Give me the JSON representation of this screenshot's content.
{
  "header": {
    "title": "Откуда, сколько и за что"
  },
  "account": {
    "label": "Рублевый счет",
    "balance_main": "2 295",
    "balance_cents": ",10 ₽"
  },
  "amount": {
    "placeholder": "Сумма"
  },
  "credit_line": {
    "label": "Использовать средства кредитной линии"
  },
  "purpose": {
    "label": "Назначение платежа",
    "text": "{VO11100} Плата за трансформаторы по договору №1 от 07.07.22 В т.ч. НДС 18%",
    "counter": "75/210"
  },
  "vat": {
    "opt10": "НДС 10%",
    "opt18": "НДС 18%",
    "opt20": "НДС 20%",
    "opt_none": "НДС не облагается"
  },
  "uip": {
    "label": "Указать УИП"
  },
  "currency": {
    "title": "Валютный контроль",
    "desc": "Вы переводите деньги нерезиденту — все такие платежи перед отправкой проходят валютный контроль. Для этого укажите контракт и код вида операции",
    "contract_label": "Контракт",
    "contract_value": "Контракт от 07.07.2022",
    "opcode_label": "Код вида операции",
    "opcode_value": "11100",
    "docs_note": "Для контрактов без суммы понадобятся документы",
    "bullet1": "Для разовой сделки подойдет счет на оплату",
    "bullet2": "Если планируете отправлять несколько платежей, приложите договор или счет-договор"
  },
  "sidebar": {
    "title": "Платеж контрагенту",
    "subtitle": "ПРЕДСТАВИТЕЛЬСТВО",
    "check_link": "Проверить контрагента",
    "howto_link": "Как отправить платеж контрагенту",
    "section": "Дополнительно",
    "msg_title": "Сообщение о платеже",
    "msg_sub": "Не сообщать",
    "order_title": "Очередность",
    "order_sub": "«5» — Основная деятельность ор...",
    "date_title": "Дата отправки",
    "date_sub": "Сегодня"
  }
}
──────────────────────────────
SET TASK: Transcribe every record above exactly as it appears.

FINISHED EXERCISE:
Give me the JSON representation of this screenshot's content.
{
  "header": {
    "title": "Откуда, сколько и за что"
  },
  "account": {
    "label": "Рублевый счет",
    "balance_main": "2 295",
    "balance_cents": ",10 ₽"
  },
  "amount": {
    "placeholder": "Сумма"
  },
  "credit_line": {
    "label": "Использовать средства кредитной линии"
  },
  "purpose": {
    "label": "Назначение платежа",
    "text": "{VO11100} Плата за трансформаторы по договору №1 от 07.07.22 В т.ч. НДС 18%",
    "counter": "75/210"
  },
  "vat": {
    "opt10": "НДС 10%",
    "opt18": "НДС 18%",
    "opt20": "НДС 20%",
    "opt_none": "НДС не облагается"
  },
  "uip": {
    "label": "Указать УИП"
  },
  "currency": {
    "title": "Валютный контроль",
    "desc": "Вы переводите деньги нерезиденту — все такие платежи перед отправкой проходят валютный контроль. Для этого укажите контракт и код вида операции",
    "contract_label": "Контракт",
    "contract_value": "Контракт от 07.07.2022",
    "opcode_label": "Код вида операции",
    "opcode_value": "11100",
    "docs_note": "Для контрактов без суммы понадобятся документы",
    "bullet1": "Для разовой сделки подойдет счет на оплату",
    "bullet2": "Если планируете отправлять несколько платежей, приложите договор или счет-договор"
  },
  "sidebar": {
    "title": "Платеж контрагенту",
    "subtitle": "ПРЕДСТАВИТЕЛЬСТВО",
    "check_link": "Проверить контрагента",
    "howto_link": "Как отправить платеж контрагенту",
    "section": "Дополнительно",
    "msg_title": "Сообщение о платеже",
    "msg_sub": "Не сообщать",
    "order_title": "Очередность",
    "order_sub": "«5» — Основная деятельность ор...",
    "date_title": "Дата отправки",
    "date_sub": "Сегодня"
  }
}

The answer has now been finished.